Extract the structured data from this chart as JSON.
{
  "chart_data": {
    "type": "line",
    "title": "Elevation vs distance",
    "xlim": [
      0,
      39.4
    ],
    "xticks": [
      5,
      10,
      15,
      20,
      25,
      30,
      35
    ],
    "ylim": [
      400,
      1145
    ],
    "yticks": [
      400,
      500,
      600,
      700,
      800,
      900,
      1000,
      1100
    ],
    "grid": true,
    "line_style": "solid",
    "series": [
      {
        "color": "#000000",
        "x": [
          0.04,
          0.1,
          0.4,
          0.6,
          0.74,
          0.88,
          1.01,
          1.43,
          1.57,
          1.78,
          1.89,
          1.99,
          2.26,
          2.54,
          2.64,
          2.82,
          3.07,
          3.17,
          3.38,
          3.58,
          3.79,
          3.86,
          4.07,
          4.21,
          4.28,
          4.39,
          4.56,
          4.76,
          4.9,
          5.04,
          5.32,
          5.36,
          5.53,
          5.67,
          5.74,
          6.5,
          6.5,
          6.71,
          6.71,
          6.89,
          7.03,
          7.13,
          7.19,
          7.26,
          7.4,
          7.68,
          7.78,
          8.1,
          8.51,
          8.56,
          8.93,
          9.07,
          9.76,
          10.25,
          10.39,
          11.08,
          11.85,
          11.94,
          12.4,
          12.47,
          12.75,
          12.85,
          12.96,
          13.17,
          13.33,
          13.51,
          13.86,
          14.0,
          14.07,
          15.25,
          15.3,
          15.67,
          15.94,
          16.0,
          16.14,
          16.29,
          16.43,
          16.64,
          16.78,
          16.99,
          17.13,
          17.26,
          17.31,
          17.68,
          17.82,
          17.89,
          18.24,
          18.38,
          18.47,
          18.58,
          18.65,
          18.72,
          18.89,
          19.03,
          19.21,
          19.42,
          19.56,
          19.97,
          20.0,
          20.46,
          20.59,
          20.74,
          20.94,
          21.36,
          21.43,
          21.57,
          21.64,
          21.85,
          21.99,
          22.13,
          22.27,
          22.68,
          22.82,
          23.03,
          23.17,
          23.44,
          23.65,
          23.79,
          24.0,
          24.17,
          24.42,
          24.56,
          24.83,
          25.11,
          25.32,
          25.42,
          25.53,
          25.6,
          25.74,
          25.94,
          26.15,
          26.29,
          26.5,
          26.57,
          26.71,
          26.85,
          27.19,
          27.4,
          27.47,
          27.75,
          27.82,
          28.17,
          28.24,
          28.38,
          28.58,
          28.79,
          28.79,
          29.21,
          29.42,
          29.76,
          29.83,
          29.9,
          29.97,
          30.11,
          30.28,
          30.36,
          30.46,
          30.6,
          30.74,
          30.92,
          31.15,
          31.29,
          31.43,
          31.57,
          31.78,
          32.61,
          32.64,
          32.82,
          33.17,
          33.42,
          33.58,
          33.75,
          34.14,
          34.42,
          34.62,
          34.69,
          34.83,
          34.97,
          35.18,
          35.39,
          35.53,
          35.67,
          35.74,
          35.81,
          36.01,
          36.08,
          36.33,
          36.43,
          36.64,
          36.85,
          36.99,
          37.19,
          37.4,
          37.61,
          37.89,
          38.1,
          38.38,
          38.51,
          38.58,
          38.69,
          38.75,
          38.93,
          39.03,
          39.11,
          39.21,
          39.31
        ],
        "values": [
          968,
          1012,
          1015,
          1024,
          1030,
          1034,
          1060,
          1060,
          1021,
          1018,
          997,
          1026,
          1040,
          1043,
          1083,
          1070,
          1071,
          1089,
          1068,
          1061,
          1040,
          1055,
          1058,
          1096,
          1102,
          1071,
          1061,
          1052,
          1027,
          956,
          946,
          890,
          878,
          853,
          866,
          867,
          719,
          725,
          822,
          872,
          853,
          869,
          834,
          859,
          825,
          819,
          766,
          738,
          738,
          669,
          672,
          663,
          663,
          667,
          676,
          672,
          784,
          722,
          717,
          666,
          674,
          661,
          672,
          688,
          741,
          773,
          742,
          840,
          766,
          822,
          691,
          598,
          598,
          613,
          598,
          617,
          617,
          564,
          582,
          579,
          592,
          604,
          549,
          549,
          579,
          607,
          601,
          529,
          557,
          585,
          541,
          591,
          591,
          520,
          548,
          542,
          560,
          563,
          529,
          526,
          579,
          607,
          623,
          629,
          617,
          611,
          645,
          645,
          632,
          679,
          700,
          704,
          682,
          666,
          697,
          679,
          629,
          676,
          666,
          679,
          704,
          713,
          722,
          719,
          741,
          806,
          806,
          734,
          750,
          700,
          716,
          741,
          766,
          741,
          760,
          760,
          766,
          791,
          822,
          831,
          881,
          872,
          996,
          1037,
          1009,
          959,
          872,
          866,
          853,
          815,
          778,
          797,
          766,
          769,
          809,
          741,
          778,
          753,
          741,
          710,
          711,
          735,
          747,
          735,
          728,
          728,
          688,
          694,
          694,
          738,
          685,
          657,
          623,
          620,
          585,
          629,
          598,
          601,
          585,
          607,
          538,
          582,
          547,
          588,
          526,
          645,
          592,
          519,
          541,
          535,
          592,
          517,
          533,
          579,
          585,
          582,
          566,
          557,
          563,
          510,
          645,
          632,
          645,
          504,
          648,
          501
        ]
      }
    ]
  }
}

+---+

Copy the entries above exactly, leaving none out.

Task response:
Extract the structured data from this chart as JSON.
{
  "chart_data": {
    "type": "line",
    "title": "Elevation vs distance",
    "xlim": [
      0,
      39.4
    ],
    "xticks": [
      5,
      10,
      15,
      20,
      25,
      30,
      35
    ],
    "ylim": [
      400,
      1145
    ],
    "yticks": [
      400,
      500,
      600,
      700,
      800,
      900,
      1000,
      1100
    ],
    "grid": true,
    "line_style": "solid",
    "series": [
      {
        "color": "#000000",
        "x": [
          0.04,
          0.1,
          0.4,
          0.6,
          0.74,
          0.88,
          1.01,
          1.43,
          1.57,
          1.78,
          1.89,
          1.99,
          2.26,
          2.54,
          2.64,
          2.82,
          3.07,
          3.17,
          3.38,
          3.58,
          3.79,
          3.86,
          4.07,
          4.21,
          4.28,
          4.39,
          4.56,
          4.76,
          4.9,
          5.04,
          5.32,
          5.36,
          5.53,
          5.67,
          5.74,
          6.5,
          6.5,
          6.71,
          6.71,
          6.89,
          7.03,
          7.13,
          7.19,
          7.26,
          7.4,
          7.68,
          7.78,
          8.1,
          8.51,
          8.56,
          8.93,
          9.07,
          9.76,
          10.25,
          10.39,
          11.08,
          11.85,
          11.94,
          12.4,
          12.47,
          12.75,
          12.85,
          12.96,
          13.17,
          13.33,
          13.51,
          13.86,
          14.0,
          14.07,
          15.25,
          15.3,
          15.67,
          15.94,
          16.0,
          16.14,
          16.29,
          16.43,
          16.64,
          16.78,
          16.99,
          17.13,
          17.26,
          17.31,
          17.68,
          17.82,
          17.89,
          18.24,
          18.38,
          18.47,
          18.58,
          18.65,
          18.72,
          18.89,
          19.03,
          19.21,
          19.42,
          19.56,
          19.97,
          20.0,
          20.46,
          20.59,
          20.74,
          20.94,
          21.36,
          21.43,
          21.57,
          21.64,
          21.85,
          21.99,
          22.13,
          22.27,
          22.68,
          22.82,
          23.03,
          23.17,
          23.44,
          23.65,
          23.79,
          24.0,
          24.17,
          24.42,
          24.56,
          24.83,
          25.11,
          25.32,
          25.42,
          25.53,
          25.6,
          25.74,
          25.94,
          26.15,
          26.29,
          26.5,
          26.57,
          26.71,
          26.85,
          27.19,
          27.4,
          27.47,
          27.75,
          27.82,
          28.17,
          28.24,
          28.38,
          28.58,
          28.79,
          28.79,
          29.21,
          29.42,
          29.76,
          29.83,
          29.9,
          29.97,
          30.11,
          30.28,
          30.36,
          30.46,
          30.6,
          30.74,
          30.92,
          31.15,
          31.29,
          31.43,
          31.57,
          31.78,
          32.61,
          32.64,
          32.82,
          33.17,
          33.42,
          33.58,
          33.75,
          34.14,
          34.42,
          34.62,
          34.69,
          34.83,
          34.97,
          35.18,
          35.39,
          35.53,
          35.67,
          35.74,
          35.81,
          36.01,
          36.08,
          36.33,
          36.43,
          36.64,
          36.85,
          36.99,
          37.19,
          37.4,
          37.61,
          37.89,
          38.1,
          38.38,
          38.51,
          38.58,
          38.69,
          38.75,
          38.93,
          39.03,
          39.11,
          39.21,
          39.31
        ],
        "values": [
          968,
          1012,
          1015,
          1024,
          1030,
          1034,
          1060,
          1060,
          1021,
          1018,
          997,
          1026,
          1040,
          1043,
          1083,
          1070,
          1071,
          1089,
          1068,
          1061,
          1040,
          1055,
          1058,
          1096,
          1102,
          1071,
          1061,
          1052,
          1027,
          956,
          946,
          890,
          878,
          853,
          866,
          867,
          719,
          725,
          822,
          872,
          853,
          869,
          834,
          859,
          825,
          819,
          766,
          738,
          738,
          669,
          672,
          663,
          663,
          667,
          676,
          672,
          784,
          722,
          717,
          666,
          674,
          661,
          672,
          688,
          741,
          773,
          742,
          840,
          766,
          822,
          691,
          598,
          598,
          613,
          598,
          617,
          617,
          564,
          582,
          579,
          592,
          604,
          549,
          549,
          579,
          607,
          601,
          529,
          557,
          585,
          541,
          591,
          591,
          520,
          548,
          542,
          560,
          563,
          529,
          526,
          579,
          607,
          623,
          629,
          617,
          611,
          645,
          645,
          632,
          679,
          700,
          704,
          682,
          666,
          697,
          679,
          629,
          676,
          666,
          679,
          704,
          713,
          722,
          719,
          741,
          806,
          806,
          734,
          750,
          700,
          716,
          741,
          766,
          741,
          760,
          760,
          766,
          791,
          822,
          831,
          881,
          872,
          996,
          1037,
          1009,
          959,
          872,
          866,
          853,
          815,
          778,
          797,
          766,
          769,
          809,
          741,
          778,
          753,
          741,
          710,
          711,
          735,
          747,
          735,
          728,
          728,
          688,
          694,
          694,
          738,
          685,
          657,
          623,
          620,
          585,
          629,
          598,
          601,
          585,
          607,
          538,
          582,
          547,
          588,
          526,
          645,
          592,
          519,
          541,
          535,
          592,
          517,
          533,
          579,
          585,
          582,
          566,
          557,
          563,
          510,
          645,
          632,
          645,
          504,
          648,
          501
        ]
      }
    ]
  }
}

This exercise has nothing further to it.